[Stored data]
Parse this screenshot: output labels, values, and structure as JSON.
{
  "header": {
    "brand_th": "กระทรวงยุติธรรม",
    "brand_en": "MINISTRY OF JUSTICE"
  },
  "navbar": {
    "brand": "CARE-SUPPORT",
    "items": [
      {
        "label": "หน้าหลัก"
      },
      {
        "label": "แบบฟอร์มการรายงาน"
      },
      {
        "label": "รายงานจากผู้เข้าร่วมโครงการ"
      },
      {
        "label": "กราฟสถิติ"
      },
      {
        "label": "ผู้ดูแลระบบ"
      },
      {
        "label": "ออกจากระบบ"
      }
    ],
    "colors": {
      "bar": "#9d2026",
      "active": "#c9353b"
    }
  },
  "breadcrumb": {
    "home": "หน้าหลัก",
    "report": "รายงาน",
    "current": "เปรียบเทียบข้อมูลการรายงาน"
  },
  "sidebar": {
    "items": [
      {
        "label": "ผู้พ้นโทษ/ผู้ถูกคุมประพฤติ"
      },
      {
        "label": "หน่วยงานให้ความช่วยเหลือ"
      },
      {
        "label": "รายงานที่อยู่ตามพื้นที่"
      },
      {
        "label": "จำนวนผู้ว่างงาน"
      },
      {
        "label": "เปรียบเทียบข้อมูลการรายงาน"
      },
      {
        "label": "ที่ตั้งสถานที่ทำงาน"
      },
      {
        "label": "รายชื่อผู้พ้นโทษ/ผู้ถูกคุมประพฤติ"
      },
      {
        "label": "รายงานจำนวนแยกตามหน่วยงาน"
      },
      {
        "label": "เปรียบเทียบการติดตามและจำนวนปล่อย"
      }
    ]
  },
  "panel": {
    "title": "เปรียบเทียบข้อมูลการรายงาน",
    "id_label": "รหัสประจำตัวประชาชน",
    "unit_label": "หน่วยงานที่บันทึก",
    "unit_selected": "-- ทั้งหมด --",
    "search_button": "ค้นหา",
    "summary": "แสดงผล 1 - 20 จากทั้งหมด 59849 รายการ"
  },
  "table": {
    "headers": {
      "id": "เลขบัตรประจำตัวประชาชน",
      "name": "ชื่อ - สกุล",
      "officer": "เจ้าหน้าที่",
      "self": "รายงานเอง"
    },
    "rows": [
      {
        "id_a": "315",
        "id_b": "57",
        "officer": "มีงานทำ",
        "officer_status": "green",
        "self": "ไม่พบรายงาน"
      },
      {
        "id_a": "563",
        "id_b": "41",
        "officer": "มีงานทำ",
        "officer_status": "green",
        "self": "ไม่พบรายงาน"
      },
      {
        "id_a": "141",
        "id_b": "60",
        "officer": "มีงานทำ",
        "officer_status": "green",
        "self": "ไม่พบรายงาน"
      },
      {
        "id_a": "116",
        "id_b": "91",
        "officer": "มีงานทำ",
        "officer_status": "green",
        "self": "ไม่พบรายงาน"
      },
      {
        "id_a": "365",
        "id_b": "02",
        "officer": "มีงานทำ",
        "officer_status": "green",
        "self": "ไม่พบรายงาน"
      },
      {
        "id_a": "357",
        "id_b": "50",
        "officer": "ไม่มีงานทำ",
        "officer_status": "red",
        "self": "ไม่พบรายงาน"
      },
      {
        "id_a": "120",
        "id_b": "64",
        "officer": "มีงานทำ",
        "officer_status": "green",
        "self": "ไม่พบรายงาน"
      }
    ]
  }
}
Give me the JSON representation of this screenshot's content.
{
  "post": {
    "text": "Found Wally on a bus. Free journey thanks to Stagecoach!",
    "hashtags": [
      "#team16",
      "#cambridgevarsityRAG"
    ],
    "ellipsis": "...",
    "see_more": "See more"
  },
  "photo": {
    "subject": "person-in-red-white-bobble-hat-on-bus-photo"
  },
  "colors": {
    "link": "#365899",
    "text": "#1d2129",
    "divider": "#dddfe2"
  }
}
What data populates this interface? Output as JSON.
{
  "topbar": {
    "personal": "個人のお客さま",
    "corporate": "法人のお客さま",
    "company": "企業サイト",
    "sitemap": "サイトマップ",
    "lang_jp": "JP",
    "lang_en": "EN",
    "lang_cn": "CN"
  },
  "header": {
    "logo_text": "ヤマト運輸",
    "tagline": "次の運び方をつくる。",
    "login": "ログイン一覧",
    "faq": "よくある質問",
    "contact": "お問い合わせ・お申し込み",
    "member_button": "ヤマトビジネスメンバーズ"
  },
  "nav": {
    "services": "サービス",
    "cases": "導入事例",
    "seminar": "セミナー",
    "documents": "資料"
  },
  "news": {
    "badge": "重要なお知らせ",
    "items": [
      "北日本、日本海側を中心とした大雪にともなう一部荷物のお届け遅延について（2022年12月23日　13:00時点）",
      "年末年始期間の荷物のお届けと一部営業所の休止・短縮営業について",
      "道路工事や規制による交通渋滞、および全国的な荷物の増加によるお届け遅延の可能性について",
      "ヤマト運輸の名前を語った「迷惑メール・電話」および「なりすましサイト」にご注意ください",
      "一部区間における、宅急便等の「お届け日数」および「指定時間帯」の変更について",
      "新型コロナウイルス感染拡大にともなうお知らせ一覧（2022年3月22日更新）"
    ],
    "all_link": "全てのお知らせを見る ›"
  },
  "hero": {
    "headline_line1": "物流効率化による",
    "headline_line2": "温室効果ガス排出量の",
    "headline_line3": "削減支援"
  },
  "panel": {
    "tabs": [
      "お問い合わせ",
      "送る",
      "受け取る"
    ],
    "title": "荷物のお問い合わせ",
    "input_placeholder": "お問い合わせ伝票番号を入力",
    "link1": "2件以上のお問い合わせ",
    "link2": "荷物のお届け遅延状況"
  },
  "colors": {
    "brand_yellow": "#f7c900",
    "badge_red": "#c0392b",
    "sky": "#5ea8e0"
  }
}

- [Task instructions] The full set of records should be duplicated exactly.

- [Written response]
Parse this screenshot: output labels, values, and structure as JSON.
{
  "header": {
    "brand_th": "กระทรวงยุติธรรม",
    "brand_en": "MINISTRY OF JUSTICE"
  },
  "navbar": {
    "brand": "CARE-SUPPORT",
    "items": [
      {
        "label": "หน้าหลัก"
      },
      {
        "label": "แบบฟอร์มการรายงาน"
      },
      {
        "label": "รายงานจากผู้เข้าร่วมโครงการ"
      },
      {
        "label": "กราฟสถิติ"
      },
      {
        "label": "ผู้ดูแลระบบ"
      },
      {
        "label": "ออกจากระบบ"
      }
    ],
    "colors": {
      "bar": "#9d2026",
      "active": "#c9353b"
    }
  },
  "breadcrumb": {
    "home": "หน้าหลัก",
    "report": "รายงาน",
    "current": "เปรียบเทียบข้อมูลการรายงาน"
  },
  "sidebar": {
    "items": [
      {
        "label": "ผู้พ้นโทษ/ผู้ถูกคุมประพฤติ"
      },
      {
        "label": "หน่วยงานให้ความช่วยเหลือ"
      },
      {
        "label": "รายงานที่อยู่ตามพื้นที่"
      },
      {
        "label": "จำนวนผู้ว่างงาน"
      },
      {
        "label": "เปรียบเทียบข้อมูลการรายงาน"
      },
      {
        "label": "ที่ตั้งสถานที่ทำงาน"
      },
      {
        "label": "รายชื่อผู้พ้นโทษ/ผู้ถูกคุมประพฤติ"
      },
      {
        "label": "รายงานจำนวนแยกตามหน่วยงาน"
      },
      {
        "label": "เปรียบเทียบการติดตามและจำนวนปล่อย"
      }
    ]
  },
  "panel": {
    "title": "เปรียบเทียบข้อมูลการรายงาน",
    "id_label": "รหัสประจำตัวประชาชน",
    "unit_label": "หน่วยงานที่บันทึก",
    "unit_selected": "-- ทั้งหมด --",
    "search_button": "ค้นหา",
    "summary": "แสดงผล 1 - 20 จากทั้งหมด 59849 รายการ"
  },
  "table": {
    "headers": {
      "id": "เลขบัตรประจำตัวประชาชน",
      "name": "ชื่อ - สกุล",
      "officer": "เจ้าหน้าที่",
      "self": "รายงานเอง"
    },
    "rows": [
      {
        "id_a": "315",
        "id_b": "57",
        "officer": "มีงานทำ",
        "officer_status": "green",
        "self": "ไม่พบรายงาน"
      },
      {
        "id_a": "563",
        "id_b": "41",
        "officer": "มีงานทำ",
        "officer_status": "green",
        "self": "ไม่พบรายงาน"
      },
      {
        "id_a": "141",
        "id_b": "60",
        "officer": "มีงานทำ",
        "officer_status": "green",
        "self": "ไม่พบรายงาน"
      },
      {
        "id_a": "116",
        "id_b": "91",
        "officer": "มีงานทำ",
        "officer_status": "green",
        "self": "ไม่พบรายงาน"
      },
      {
        "id_a": "365",
        "id_b": "02",
        "officer": "มีงานทำ",
        "officer_status": "green",
        "self": "ไม่พบรายงาน"
      },
      {
        "id_a": "357",
        "id_b": "50",
        "officer": "ไม่มีงานทำ",
        "officer_status": "red",
        "self": "ไม่พบรายงาน"
      },
      {
        "id_a": "120",
        "id_b": "64",
        "officer": "มีงานทำ",
        "officer_status": "green",
        "self": "ไม่พบรายงาน"
      }
    ]
  }
}
Give me the JSON representation of this screenshot's content.
{
  "post": {
    "text": "Found Wally on a bus. Free journey thanks to Stagecoach!",
    "hashtags": [
      "#team16",
      "#cambridgevarsityRAG"
    ],
    "ellipsis": "...",
    "see_more": "See more"
  },
  "photo": {
    "subject": "person-in-red-white-bobble-hat-on-bus-photo"
  },
  "colors": {
    "link": "#365899",
    "text": "#1d2129",
    "divider": "#dddfe2"
  }
}
What data populates this interface? Output as JSON.
{
  "topbar": {
    "personal": "個人のお客さま",
    "corporate": "法人のお客さま",
    "company": "企業サイト",
    "sitemap": "サイトマップ",
    "lang_jp": "JP",
    "lang_en": "EN",
    "lang_cn": "CN"
  },
  "header": {
    "logo_text": "ヤマト運輸",
    "tagline": "次の運び方をつくる。",
    "login": "ログイン一覧",
    "faq": "よくある質問",
    "contact": "お問い合わせ・お申し込み",
    "member_button": "ヤマトビジネスメンバーズ"
  },
  "nav": {
    "services": "サービス",
    "cases": "導入事例",
    "seminar": "セミナー",
    "documents": "資料"
  },
  "news": {
    "badge": "重要なお知らせ",
    "items": [
      "北日本、日本海側を中心とした大雪にともなう一部荷物のお届け遅延について（2022年12月23日　13:00時点）",
      "年末年始期間の荷物のお届けと一部営業所の休止・短縮営業について",
      "道路工事や規制による交通渋滞、および全国的な荷物の増加によるお届け遅延の可能性について",
      "ヤマト運輸の名前を語った「迷惑メール・電話」および「なりすましサイト」にご注意ください",
      "一部区間における、宅急便等の「お届け日数」および「指定時間帯」の変更について",
      "新型コロナウイルス感染拡大にともなうお知らせ一覧（2022年3月22日更新）"
    ],
    "all_link": "全てのお知らせを見る ›"
  },
  "hero": {
    "headline_line1": "物流効率化による",
    "headline_line2": "温室効果ガス排出量の",
    "headline_line3": "削減支援"
  },
  "panel": {
    "tabs": [
      "お問い合わせ",
      "送る",
      "受け取る"
    ],
    "title": "荷物のお問い合わせ",
    "input_placeholder": "お問い合わせ伝票番号を入力",
    "link1": "2件以上のお問い合わせ",
    "link2": "荷物のお届け遅延状況"
  },
  "colors": {
    "brand_yellow": "#f7c900",
    "badge_red": "#c0392b",
    "sky": "#5ea8e0"
  }
}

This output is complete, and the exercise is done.